STATED GOAL: Retype each record shown below, leaving every character as it is.

Records about charts and figures:
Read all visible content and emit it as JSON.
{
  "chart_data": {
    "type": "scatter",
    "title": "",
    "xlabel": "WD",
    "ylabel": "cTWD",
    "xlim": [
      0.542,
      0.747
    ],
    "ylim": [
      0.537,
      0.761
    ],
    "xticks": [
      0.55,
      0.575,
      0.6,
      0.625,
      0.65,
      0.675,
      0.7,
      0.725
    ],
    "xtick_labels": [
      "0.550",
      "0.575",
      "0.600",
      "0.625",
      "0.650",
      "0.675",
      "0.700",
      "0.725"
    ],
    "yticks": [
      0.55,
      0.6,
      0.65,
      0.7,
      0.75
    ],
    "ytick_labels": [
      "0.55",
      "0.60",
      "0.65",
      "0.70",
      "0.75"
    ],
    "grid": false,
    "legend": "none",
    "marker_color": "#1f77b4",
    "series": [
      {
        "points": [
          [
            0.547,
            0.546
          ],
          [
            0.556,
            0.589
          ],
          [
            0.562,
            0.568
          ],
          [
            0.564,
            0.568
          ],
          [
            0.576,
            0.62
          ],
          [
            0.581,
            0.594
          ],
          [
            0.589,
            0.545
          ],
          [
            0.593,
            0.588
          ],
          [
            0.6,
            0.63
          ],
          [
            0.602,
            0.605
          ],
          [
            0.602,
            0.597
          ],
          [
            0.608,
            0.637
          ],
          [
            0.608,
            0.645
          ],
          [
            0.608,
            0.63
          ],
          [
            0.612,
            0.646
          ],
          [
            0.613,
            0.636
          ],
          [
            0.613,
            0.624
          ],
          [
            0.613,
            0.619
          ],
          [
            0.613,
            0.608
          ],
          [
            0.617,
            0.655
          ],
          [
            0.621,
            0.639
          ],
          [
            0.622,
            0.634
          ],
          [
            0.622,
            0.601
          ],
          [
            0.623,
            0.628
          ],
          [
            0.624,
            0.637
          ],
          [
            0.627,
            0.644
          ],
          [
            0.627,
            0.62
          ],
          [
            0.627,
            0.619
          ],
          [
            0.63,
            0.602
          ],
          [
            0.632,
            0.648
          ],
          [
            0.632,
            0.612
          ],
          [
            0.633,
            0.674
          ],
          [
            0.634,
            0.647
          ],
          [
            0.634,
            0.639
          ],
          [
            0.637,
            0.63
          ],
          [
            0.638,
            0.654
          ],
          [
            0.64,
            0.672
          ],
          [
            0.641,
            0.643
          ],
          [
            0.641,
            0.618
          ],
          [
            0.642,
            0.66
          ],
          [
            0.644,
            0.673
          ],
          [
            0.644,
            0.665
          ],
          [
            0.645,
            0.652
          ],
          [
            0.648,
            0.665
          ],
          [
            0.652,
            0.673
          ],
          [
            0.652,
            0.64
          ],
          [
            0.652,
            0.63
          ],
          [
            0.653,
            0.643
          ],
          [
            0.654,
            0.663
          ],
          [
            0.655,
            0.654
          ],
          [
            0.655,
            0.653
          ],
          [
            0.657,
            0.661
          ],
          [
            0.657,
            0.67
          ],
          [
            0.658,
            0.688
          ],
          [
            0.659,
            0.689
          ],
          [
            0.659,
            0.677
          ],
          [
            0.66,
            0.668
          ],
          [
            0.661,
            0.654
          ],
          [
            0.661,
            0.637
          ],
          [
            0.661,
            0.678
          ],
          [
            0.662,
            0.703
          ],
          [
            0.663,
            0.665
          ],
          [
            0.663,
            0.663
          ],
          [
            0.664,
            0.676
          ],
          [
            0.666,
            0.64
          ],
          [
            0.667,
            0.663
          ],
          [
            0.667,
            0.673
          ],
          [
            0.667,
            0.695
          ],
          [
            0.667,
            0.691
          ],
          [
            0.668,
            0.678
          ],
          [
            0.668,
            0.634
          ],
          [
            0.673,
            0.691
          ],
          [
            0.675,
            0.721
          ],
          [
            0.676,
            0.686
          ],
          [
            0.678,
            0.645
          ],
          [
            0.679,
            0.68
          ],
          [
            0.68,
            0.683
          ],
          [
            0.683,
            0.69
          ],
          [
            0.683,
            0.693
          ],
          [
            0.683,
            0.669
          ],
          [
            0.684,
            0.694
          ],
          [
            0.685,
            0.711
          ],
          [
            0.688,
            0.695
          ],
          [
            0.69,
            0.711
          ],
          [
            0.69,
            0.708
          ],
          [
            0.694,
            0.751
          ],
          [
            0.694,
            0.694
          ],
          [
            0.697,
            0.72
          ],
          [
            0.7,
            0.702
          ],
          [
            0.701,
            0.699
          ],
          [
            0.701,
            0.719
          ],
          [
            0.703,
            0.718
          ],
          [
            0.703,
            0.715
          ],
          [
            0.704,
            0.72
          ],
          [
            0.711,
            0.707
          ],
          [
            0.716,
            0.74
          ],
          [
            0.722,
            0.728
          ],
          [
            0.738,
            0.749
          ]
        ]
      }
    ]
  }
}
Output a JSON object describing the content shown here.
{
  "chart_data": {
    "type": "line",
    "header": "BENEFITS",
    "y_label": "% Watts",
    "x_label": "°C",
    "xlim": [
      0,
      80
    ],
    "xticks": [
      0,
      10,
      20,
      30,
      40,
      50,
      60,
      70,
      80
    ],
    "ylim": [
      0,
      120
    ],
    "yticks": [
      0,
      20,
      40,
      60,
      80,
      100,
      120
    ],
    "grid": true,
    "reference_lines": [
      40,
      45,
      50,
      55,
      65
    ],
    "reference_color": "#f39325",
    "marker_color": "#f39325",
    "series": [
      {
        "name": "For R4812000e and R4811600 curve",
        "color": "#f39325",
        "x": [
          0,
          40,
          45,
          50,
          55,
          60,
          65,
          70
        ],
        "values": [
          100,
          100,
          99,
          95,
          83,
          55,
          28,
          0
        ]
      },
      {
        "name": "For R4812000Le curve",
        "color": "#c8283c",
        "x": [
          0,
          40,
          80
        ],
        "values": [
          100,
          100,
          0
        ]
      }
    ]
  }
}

EXERCISE OUTPUT:
Read all visible content and emit it as JSON.
{
  "chart_data": {
    "type": "scatter",
    "title": "",
    "xlabel": "WD",
    "ylabel": "cTWD",
    "xlim": [
      0.542,
      0.747
    ],
    "ylim": [
      0.537,
      0.761
    ],
    "xticks": [
      0.55,
      0.575,
      0.6,
      0.625,
      0.65,
      0.675,
      0.7,
      0.725
    ],
    "xtick_labels": [
      "0.550",
      "0.575",
      "0.600",
      "0.625",
      "0.650",
      "0.675",
      "0.700",
      "0.725"
    ],
    "yticks": [
      0.55,
      0.6,
      0.65,
      0.7,
      0.75
    ],
    "ytick_labels": [
      "0.55",
      "0.60",
      "0.65",
      "0.70",
      "0.75"
    ],
    "grid": false,
    "legend": "none",
    "marker_color": "#1f77b4",
    "series": [
      {
        "points": [
          [
            0.547,
            0.546
          ],
          [
            0.556,
            0.589
          ],
          [
            0.562,
            0.568
          ],
          [
            0.564,
            0.568
          ],
          [
            0.576,
            0.62
          ],
          [
            0.581,
            0.594
          ],
          [
            0.589,
            0.545
          ],
          [
            0.593,
            0.588
          ],
          [
            0.6,
            0.63
          ],
          [
            0.602,
            0.605
          ],
          [
            0.602,
            0.597
          ],
          [
            0.608,
            0.637
          ],
          [
            0.608,
            0.645
          ],
          [
            0.608,
            0.63
          ],
          [
            0.612,
            0.646
          ],
          [
            0.613,
            0.636
          ],
          [
            0.613,
            0.624
          ],
          [
            0.613,
            0.619
          ],
          [
            0.613,
            0.608
          ],
          [
            0.617,
            0.655
          ],
          [
            0.621,
            0.639
          ],
          [
            0.622,
            0.634
          ],
          [
            0.622,
            0.601
          ],
          [
            0.623,
            0.628
          ],
          [
            0.624,
            0.637
          ],
          [
            0.627,
            0.644
          ],
          [
            0.627,
            0.62
          ],
          [
            0.627,
            0.619
          ],
          [
            0.63,
            0.602
          ],
          [
            0.632,
            0.648
          ],
          [
            0.632,
            0.612
          ],
          [
            0.633,
            0.674
          ],
          [
            0.634,
            0.647
          ],
          [
            0.634,
            0.639
          ],
          [
            0.637,
            0.63
          ],
          [
            0.638,
            0.654
          ],
          [
            0.64,
            0.672
          ],
          [
            0.641,
            0.643
          ],
          [
            0.641,
            0.618
          ],
          [
            0.642,
            0.66
          ],
          [
            0.644,
            0.673
          ],
          [
            0.644,
            0.665
          ],
          [
            0.645,
            0.652
          ],
          [
            0.648,
            0.665
          ],
          [
            0.652,
            0.673
          ],
          [
            0.652,
            0.64
          ],
          [
            0.652,
            0.63
          ],
          [
            0.653,
            0.643
          ],
          [
            0.654,
            0.663
          ],
          [
            0.655,
            0.654
          ],
          [
            0.655,
            0.653
          ],
          [
            0.657,
            0.661
          ],
          [
            0.657,
            0.67
          ],
          [
            0.658,
            0.688
          ],
          [
            0.659,
            0.689
          ],
          [
            0.659,
            0.677
          ],
          [
            0.66,
            0.668
          ],
          [
            0.661,
            0.654
          ],
          [
            0.661,
            0.637
          ],
          [
            0.661,
            0.678
          ],
          [
            0.662,
            0.703
          ],
          [
            0.663,
            0.665
          ],
          [
            0.663,
            0.663
          ],
          [
            0.664,
            0.676
          ],
          [
            0.666,
            0.64
          ],
          [
            0.667,
            0.663
          ],
          [
            0.667,
            0.673
          ],
          [
            0.667,
            0.695
          ],
          [
            0.667,
            0.691
          ],
          [
            0.668,
            0.678
          ],
          [
            0.668,
            0.634
          ],
          [
            0.673,
            0.691
          ],
          [
            0.675,
            0.721
          ],
          [
            0.676,
            0.686
          ],
          [
            0.678,
            0.645
          ],
          [
            0.679,
            0.68
          ],
          [
            0.68,
            0.683
          ],
          [
            0.683,
            0.69
          ],
          [
            0.683,
            0.693
          ],
          [
            0.683,
            0.669
          ],
          [
            0.684,
            0.694
          ],
          [
            0.685,
            0.711
          ],
          [
            0.688,
            0.695
          ],
          [
            0.69,
            0.711
          ],
          [
            0.69,
            0.708
          ],
          [
            0.694,
            0.751
          ],
          [
            0.694,
            0.694
          ],
          [
            0.697,
            0.72
          ],
          [
            0.7,
            0.702
          ],
          [
            0.701,
            0.699
          ],
          [
            0.701,
            0.719
          ],
          [
            0.703,
            0.718
          ],
          [
            0.703,
            0.715
          ],
          [
            0.704,
            0.72
          ],
          [
            0.711,
            0.707
          ],
          [
            0.716,
            0.74
          ],
          [
            0.722,
            0.728
          ],
          [
            0.738,
            0.749
          ]
        ]
      }
    ]
  }
}
Output a JSON object describing the content shown here.
{
  "chart_data": {
    "type": "line",
    "header": "BENEFITS",
    "y_label": "% Watts",
    "x_label": "°C",
    "xlim": [
      0,
      80
    ],
    "xticks": [
      0,
      10,
      20,
      30,
      40,
      50,
      60,
      70,
      80
    ],
    "ylim": [
      0,
      120
    ],
    "yticks": [
      0,
      20,
      40,
      60,
      80,
      100,
      120
    ],
    "grid": true,
    "reference_lines": [
      40,
      45,
      50,
      55,
      65
    ],
    "reference_color": "#f39325",
    "marker_color": "#f39325",
    "series": [
      {
        "name": "For R4812000e and R4811600 curve",
        "color": "#f39325",
        "x": [
          0,
          40,
          45,
          50,
          55,
          60,
          65,
          70
        ],
        "values": [
          100,
          100,
          99,
          95,
          83,
          55,
          28,
          0
        ]
      },
      {
        "name": "For R4812000Le curve",
        "color": "#c8283c",
        "x": [
          0,
          40,
          80
        ],
        "values": [
          100,
          100,
          0
        ]
      }
    ]
  }
}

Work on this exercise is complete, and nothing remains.